Extracted records
────────────────────────────────────────

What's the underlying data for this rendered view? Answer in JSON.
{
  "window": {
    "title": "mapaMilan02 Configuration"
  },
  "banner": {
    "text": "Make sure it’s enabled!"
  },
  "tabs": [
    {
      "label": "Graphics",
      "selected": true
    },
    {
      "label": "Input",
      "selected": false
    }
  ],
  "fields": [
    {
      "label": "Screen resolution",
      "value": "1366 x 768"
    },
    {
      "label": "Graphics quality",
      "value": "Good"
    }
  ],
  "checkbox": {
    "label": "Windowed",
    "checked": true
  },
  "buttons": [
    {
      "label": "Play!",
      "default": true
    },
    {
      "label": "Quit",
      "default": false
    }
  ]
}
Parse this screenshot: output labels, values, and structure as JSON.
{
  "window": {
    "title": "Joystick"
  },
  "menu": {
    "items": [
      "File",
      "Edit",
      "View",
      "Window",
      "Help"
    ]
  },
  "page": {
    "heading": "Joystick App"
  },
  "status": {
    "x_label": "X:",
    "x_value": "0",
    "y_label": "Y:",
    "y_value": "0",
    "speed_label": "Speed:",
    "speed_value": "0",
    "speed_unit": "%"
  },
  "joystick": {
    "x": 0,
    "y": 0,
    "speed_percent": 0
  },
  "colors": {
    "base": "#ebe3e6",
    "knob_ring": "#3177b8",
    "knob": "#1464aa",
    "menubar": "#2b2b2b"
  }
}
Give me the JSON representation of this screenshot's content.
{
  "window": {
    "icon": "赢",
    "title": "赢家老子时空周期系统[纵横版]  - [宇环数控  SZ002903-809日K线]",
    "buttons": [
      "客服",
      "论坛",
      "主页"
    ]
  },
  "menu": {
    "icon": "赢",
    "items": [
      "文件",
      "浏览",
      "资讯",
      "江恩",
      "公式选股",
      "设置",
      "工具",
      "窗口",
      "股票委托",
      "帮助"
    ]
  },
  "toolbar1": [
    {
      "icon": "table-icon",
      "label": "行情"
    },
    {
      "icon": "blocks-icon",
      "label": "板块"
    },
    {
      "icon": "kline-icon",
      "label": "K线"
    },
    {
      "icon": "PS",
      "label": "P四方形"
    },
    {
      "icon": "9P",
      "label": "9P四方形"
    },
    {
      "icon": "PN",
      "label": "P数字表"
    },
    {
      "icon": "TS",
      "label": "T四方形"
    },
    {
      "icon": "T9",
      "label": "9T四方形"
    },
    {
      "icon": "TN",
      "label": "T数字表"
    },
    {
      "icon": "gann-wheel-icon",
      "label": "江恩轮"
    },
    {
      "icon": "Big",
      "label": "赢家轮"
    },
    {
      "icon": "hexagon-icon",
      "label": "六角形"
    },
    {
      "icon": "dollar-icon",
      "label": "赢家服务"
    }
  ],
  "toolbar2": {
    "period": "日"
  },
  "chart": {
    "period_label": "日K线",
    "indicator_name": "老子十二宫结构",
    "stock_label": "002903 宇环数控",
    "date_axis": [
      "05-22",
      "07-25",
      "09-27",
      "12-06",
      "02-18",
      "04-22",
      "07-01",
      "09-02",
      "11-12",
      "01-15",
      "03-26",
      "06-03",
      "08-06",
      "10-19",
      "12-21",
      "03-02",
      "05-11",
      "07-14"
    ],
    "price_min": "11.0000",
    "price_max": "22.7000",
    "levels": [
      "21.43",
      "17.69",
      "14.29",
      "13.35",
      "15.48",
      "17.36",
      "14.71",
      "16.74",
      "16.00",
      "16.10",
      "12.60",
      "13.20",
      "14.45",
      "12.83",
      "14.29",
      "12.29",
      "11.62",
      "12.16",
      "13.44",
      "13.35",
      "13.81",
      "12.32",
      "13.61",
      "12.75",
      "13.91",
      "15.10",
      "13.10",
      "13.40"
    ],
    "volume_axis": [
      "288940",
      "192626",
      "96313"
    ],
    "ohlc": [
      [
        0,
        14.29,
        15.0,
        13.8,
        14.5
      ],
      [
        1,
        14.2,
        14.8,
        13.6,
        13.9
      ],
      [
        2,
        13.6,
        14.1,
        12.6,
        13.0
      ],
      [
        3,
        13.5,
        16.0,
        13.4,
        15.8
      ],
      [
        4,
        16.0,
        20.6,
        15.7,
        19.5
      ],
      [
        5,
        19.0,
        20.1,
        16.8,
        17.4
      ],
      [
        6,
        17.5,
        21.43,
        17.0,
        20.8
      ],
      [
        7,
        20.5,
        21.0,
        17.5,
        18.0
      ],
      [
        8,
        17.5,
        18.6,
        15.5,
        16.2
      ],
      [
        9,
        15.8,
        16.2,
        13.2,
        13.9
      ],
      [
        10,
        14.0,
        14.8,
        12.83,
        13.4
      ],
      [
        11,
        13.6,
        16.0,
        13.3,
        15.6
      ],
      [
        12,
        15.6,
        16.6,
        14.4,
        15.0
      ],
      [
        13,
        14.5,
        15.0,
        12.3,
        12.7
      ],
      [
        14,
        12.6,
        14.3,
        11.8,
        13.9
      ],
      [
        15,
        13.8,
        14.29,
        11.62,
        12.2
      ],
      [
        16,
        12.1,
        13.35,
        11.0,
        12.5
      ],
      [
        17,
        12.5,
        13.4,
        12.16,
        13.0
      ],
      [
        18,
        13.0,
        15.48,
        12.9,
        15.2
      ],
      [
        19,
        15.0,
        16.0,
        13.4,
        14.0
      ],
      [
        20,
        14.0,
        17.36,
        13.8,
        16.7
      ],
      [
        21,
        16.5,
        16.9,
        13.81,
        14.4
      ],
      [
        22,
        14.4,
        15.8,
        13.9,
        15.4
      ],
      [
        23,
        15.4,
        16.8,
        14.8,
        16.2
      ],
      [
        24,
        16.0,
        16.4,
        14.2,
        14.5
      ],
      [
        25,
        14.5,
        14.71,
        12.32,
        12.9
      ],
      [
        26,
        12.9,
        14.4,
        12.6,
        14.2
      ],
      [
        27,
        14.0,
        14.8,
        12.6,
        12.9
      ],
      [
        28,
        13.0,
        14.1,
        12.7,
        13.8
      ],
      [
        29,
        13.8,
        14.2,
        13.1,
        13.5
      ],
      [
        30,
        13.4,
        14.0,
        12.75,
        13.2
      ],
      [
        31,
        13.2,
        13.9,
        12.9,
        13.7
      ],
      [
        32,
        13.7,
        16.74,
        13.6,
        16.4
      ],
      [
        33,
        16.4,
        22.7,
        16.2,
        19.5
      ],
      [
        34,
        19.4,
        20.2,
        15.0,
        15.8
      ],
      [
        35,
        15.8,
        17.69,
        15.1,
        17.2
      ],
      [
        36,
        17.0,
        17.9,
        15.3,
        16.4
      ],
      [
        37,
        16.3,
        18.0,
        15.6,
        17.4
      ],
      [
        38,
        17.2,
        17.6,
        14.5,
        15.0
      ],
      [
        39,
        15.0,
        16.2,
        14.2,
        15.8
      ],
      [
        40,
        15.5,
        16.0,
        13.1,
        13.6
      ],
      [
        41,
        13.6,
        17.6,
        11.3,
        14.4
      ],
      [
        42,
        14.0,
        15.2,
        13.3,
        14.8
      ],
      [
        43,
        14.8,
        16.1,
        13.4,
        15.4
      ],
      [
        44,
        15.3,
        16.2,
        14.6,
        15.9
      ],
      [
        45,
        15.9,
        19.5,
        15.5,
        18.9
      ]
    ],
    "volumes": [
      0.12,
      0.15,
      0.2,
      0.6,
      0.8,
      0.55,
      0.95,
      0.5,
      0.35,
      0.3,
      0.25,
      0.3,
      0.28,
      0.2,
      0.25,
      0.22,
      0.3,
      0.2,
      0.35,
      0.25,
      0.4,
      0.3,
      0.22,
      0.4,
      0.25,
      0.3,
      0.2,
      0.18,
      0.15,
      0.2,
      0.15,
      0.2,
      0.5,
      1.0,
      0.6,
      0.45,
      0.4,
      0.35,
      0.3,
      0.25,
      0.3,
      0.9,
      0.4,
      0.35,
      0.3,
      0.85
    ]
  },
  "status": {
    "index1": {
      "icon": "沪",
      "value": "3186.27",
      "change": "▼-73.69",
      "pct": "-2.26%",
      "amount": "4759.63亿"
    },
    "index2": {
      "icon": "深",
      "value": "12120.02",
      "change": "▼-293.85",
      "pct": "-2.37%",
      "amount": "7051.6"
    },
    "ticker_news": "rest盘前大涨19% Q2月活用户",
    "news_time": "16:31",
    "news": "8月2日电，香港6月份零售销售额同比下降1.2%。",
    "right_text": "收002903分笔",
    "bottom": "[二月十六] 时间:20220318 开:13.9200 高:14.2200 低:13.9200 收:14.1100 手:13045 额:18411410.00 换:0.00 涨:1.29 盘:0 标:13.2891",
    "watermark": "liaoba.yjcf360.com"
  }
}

────────────────────────────────────────

▶ **What you have to do**: What is the number of lines holding the word "宇环数控"? State it alone.

▶ **Worked answer**: 2